__YOUR GOAL__
Reproduce every entry exactly as shown.

----

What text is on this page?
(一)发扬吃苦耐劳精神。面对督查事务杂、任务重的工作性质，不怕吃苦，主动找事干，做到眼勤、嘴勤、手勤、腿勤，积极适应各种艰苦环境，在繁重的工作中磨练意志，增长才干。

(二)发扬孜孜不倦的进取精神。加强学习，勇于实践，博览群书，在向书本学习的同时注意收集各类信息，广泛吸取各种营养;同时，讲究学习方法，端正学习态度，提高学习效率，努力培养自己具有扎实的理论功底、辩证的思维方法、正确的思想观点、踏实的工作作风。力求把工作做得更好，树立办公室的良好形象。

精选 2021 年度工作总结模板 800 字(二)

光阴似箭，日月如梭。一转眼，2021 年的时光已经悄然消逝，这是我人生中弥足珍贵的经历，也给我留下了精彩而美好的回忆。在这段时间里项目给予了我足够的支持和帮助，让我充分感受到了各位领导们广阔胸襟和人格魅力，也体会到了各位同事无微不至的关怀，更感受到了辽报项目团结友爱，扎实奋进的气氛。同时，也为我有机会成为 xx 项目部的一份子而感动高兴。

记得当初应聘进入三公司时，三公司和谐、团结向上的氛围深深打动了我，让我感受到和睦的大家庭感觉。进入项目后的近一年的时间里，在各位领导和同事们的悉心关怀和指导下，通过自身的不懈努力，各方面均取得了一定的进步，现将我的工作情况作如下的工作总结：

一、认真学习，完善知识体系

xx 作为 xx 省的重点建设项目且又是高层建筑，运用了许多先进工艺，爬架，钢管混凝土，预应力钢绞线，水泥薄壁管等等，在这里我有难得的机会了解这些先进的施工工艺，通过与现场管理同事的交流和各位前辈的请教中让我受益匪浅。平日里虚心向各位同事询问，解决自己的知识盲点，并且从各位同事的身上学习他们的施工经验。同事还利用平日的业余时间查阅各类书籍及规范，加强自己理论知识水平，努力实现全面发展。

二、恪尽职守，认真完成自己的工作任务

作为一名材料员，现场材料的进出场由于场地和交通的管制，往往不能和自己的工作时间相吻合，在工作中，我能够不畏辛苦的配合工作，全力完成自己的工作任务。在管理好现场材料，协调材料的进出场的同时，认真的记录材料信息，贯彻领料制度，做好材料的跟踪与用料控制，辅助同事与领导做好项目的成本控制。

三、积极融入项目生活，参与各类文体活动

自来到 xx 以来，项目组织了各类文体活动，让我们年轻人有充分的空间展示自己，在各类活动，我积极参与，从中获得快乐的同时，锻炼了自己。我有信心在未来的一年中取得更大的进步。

----

__EXERCISE ANSWER__
What text is on this page?
(一)发扬吃苦耐劳精神。面对督查事务杂、任务重的工作性质，不怕吃苦，主动找事干，做到眼勤、嘴勤、手勤、腿勤，积极适应各种艰苦环境，在繁重的工作中磨练意志，增长才干。

(二)发扬孜孜不倦的进取精神。加强学习，勇于实践，博览群书，在向书本学习的同时注意收集各类信息，广泛吸取各种营养;同时，讲究学习方法，端正学习态度，提高学习效率，努力培养自己具有扎实的理论功底、辩证的思维方法、正确的思想观点、踏实的工作作风。力求把工作做得更好，树立办公室的良好形象。

精选 2021 年度工作总结模板 800 字(二)

光阴似箭，日月如梭。一转眼，2021 年的时光已经悄然消逝，这是我人生中弥足珍贵的经历，也给我留下了精彩而美好的回忆。在这段时间里项目给予了我足够的支持和帮助，让我充分感受到了各位领导们广阔胸襟和人格魅力，也体会到了各位同事无微不至的关怀，更感受到了辽报项目团结友爱，扎实奋进的气氛。同时，也为我有机会成为 xx 项目部的一份子而感动高兴。

记得当初应聘进入三公司时，三公司和谐、团结向上的氛围深深打动了我，让我感受到和睦的大家庭感觉。进入项目后的近一年的时间里，在各位领导和同事们的悉心关怀和指导下，通过自身的不懈努力，各方面均取得了一定的进步，现将我的工作情况作如下的工作总结：

一、认真学习，完善知识体系

xx 作为 xx 省的重点建设项目且又是高层建筑，运用了许多先进工艺，爬架，钢管混凝土，预应力钢绞线，水泥薄壁管等等，在这里我有难得的机会了解这些先进的施工工艺，通过与现场管理同事的交流和各位前辈的请教中让我受益匪浅。平日里虚心向各位同事询问，解决自己的知识盲点，并且从各位同事的身上学习他们的施工经验。同事还利用平日的业余时间查阅各类书籍及规范，加强自己理论知识水平，努力实现全面发展。

二、恪尽职守，认真完成自己的工作任务

作为一名材料员，现场材料的进出场由于场地和交通的管制，往往不能和自己的工作时间相吻合，在工作中，我能够不畏辛苦的配合工作，全力完成自己的工作任务。在管理好现场材料，协调材料的进出场的同时，认真的记录材料信息，贯彻领料制度，做好材料的跟踪与用料控制，辅助同事与领导做好项目的成本控制。

三、积极融入项目生活，参与各类文体活动

自来到 xx 以来，项目组织了各类文体活动，让我们年轻人有充分的空间展示自己，在各类活动，我积极参与，从中获得快乐的同时，锻炼了自己。我有信心在未来的一年中取得更大的进步。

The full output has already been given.